Rows from a dataset
==================================================
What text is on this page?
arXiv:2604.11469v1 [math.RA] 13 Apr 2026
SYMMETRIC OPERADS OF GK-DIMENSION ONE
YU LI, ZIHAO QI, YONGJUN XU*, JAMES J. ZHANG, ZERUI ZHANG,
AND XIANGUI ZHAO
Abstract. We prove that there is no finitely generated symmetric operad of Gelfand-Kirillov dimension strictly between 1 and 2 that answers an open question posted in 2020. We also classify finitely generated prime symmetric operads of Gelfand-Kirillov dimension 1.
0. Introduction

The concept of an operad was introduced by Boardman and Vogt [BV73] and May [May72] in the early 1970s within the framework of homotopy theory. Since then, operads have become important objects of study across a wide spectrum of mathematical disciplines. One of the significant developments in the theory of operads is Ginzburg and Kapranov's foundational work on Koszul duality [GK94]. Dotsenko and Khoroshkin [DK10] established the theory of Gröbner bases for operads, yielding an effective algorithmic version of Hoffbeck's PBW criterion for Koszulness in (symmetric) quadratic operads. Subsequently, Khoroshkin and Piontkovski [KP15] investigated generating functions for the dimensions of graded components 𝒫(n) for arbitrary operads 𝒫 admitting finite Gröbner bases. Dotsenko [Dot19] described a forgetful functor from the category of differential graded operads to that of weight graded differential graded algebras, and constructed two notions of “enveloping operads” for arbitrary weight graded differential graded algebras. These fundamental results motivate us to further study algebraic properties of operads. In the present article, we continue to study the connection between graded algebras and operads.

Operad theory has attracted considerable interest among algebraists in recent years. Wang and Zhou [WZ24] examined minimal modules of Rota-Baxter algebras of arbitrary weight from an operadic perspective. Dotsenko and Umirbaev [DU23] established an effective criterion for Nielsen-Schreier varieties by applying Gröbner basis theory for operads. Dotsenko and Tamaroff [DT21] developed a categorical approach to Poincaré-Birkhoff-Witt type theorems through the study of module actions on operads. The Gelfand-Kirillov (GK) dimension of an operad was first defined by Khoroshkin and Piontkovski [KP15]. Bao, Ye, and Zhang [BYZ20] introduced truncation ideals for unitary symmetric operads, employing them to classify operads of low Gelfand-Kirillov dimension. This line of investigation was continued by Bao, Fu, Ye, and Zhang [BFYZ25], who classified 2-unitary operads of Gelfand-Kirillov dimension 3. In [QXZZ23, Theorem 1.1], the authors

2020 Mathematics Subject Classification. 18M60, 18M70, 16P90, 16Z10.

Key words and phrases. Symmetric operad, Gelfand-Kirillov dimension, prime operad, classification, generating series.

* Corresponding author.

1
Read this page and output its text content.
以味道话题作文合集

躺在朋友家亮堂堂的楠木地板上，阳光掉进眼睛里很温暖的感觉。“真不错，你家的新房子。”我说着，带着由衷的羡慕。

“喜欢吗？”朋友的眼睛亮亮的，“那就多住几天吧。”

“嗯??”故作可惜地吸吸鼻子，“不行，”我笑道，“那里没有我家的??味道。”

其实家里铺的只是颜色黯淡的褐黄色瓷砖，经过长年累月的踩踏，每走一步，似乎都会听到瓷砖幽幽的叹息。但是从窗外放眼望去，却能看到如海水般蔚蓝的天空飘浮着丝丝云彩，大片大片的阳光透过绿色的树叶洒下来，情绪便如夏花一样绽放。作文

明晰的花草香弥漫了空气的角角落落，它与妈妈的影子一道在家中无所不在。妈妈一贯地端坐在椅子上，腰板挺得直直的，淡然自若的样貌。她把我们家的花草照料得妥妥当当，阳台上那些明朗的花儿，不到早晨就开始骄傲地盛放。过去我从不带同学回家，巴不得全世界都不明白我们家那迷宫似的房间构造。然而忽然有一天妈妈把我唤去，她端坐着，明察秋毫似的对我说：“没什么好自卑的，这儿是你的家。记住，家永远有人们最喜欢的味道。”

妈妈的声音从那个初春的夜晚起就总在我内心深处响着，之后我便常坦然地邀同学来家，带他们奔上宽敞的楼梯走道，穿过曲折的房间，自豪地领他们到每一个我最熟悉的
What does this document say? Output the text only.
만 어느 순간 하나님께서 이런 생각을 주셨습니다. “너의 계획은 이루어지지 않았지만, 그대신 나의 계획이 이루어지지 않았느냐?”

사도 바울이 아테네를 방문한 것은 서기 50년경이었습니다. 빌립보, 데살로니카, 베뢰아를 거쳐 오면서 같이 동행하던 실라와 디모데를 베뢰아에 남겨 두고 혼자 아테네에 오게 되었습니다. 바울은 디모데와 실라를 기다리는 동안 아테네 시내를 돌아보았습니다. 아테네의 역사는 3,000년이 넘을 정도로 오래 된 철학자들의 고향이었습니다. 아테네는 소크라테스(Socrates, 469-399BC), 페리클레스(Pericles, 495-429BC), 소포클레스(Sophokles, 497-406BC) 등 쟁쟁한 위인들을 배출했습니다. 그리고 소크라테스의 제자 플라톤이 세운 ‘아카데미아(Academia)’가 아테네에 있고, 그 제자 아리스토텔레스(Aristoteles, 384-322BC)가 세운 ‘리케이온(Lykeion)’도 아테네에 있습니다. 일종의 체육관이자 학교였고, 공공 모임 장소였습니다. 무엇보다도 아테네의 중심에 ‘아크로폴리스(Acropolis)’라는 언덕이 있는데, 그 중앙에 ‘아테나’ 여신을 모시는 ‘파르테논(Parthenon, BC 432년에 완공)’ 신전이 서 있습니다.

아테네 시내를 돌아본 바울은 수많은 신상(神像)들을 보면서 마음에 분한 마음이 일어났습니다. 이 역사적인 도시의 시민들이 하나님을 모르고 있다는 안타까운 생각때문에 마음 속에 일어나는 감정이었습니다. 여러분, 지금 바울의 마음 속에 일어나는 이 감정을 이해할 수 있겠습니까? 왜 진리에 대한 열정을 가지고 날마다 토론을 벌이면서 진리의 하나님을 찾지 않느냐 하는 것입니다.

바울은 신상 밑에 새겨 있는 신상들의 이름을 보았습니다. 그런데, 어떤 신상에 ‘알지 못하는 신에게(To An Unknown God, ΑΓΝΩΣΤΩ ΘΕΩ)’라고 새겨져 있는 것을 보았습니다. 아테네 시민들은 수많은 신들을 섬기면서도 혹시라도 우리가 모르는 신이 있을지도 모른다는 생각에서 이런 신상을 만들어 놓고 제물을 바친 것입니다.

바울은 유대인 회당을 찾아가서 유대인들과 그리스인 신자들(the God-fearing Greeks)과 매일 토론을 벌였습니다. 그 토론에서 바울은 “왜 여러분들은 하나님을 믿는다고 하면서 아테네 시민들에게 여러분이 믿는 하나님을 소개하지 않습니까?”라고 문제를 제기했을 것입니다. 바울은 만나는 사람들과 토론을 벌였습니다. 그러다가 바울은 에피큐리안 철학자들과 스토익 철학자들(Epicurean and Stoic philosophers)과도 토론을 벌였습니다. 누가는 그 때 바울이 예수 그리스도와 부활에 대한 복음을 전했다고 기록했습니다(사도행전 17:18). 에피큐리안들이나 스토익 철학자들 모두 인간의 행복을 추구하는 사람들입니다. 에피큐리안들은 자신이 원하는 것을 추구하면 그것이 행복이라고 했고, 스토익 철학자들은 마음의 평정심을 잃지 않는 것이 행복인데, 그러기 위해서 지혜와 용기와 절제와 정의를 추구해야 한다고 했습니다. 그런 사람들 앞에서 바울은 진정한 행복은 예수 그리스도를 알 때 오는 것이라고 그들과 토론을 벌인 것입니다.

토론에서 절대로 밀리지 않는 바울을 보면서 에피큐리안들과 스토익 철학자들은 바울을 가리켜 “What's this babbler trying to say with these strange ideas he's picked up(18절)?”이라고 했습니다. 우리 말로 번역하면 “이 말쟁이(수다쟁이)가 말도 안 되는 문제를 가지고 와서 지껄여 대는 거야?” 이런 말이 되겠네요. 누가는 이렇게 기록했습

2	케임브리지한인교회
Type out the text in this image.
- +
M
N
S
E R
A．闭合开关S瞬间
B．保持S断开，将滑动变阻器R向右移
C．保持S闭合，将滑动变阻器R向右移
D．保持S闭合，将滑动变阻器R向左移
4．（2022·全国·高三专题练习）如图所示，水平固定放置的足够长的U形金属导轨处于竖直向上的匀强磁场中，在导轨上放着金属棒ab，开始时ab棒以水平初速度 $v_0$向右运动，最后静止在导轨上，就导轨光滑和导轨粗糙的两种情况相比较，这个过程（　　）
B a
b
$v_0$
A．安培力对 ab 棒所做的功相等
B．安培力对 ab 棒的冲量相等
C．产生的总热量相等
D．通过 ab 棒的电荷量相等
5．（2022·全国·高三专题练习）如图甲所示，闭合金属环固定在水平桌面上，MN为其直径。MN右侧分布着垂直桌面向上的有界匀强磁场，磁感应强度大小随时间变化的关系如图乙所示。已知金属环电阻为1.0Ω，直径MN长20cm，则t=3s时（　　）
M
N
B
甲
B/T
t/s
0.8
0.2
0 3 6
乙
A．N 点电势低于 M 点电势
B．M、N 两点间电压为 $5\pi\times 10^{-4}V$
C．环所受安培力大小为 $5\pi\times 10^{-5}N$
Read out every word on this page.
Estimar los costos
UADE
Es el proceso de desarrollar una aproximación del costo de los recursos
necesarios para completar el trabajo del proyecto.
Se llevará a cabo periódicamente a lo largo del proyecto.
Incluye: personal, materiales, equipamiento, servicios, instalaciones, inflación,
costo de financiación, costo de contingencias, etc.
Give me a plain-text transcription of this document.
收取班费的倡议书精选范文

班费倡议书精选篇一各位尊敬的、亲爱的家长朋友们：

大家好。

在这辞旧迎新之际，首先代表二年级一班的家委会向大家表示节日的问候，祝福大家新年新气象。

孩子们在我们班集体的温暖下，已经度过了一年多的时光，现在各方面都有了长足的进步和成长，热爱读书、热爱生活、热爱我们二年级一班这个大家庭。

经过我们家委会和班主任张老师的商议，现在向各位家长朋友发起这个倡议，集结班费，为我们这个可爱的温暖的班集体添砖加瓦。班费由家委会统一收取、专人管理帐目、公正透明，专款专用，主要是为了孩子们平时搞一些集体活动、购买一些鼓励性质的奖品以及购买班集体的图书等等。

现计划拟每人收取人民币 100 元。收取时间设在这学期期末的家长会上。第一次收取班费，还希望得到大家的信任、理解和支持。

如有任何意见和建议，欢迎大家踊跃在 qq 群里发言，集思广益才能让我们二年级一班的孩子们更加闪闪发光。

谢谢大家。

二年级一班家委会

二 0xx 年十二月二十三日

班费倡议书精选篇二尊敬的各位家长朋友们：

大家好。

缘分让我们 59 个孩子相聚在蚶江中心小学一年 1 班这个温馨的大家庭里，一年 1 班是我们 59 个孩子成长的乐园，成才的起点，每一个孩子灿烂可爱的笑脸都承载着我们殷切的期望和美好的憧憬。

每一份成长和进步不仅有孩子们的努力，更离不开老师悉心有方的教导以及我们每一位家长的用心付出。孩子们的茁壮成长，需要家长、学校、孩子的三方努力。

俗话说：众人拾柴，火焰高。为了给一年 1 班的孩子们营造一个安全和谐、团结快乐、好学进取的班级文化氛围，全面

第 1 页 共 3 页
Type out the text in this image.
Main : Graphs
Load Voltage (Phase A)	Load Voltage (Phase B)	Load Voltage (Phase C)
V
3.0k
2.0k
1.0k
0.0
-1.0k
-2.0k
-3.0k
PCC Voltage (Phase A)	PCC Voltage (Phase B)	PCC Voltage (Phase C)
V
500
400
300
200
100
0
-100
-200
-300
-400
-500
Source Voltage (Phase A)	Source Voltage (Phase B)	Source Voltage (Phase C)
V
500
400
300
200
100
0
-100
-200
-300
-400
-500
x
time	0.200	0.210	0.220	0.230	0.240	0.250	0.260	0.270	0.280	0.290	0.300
==================================================
Aim of the exercise: From the records, copy every line that has the string "criterion" in it.

Task result:
The concept of an operad was introduced by Boardman and Vogt [BV73] and May [May72] in the early 1970s within the framework of homotopy theory. Since then, operads have become important objects of study across a wide spectrum of mathematical disciplines. One of the significant developments in the theory of operads is Ginzburg and Kapranov's foundational work on Koszul duality [GK94]. Dotsenko and Khoroshkin [DK10] established the theory of Gröbner bases for operads, yielding an effective algorithmic version of Hoffbeck's PBW criterion for Koszulness in (symmetric) quadratic operads. Subsequently, Khoroshkin and Piontkovski [KP15] investigated generating functions for the dimensions of graded components 𝒫(n) for arbitrary operads 𝒫 admitting finite Gröbner bases. Dotsenko [Dot19] described a forgetful functor from the category of differential graded operads to that of weight graded differential graded algebras, and constructed two notions of “enveloping operads” for arbitrary weight graded differential graded algebras. These fundamental results motivate us to further study algebraic properties of operads. In the present article, we continue to study the connection between graded algebras and operads.
Operad theory has attracted considerable interest among algebraists in recent years. Wang and Zhou [WZ24] examined minimal modules of Rota-Baxter algebras of arbitrary weight from an operadic perspective. Dotsenko and Umirbaev [DU23] established an effective criterion for Nielsen-Schreier varieties by applying Gröbner basis theory for operads. Dotsenko and Tamaroff [DT21] developed a categorical approach to Poincaré-Birkhoff-Witt type theorems through the study of module actions on operads. The Gelfand-Kirillov (GK) dimension of an operad was first defined by Khoroshkin and Piontkovski [KP15]. Bao, Ye, and Zhang [BYZ20] introduced truncation ideals for unitary symmetric operads, employing them to classify operads of low Gelfand-Kirillov dimension. This line of investigation was continued by Bao, Fu, Ye, and Zhang [BFYZ25], who classified 2-unitary operads of Gelfand-Kirillov dimension 3. In [QXZZ23, Theorem 1.1], the authors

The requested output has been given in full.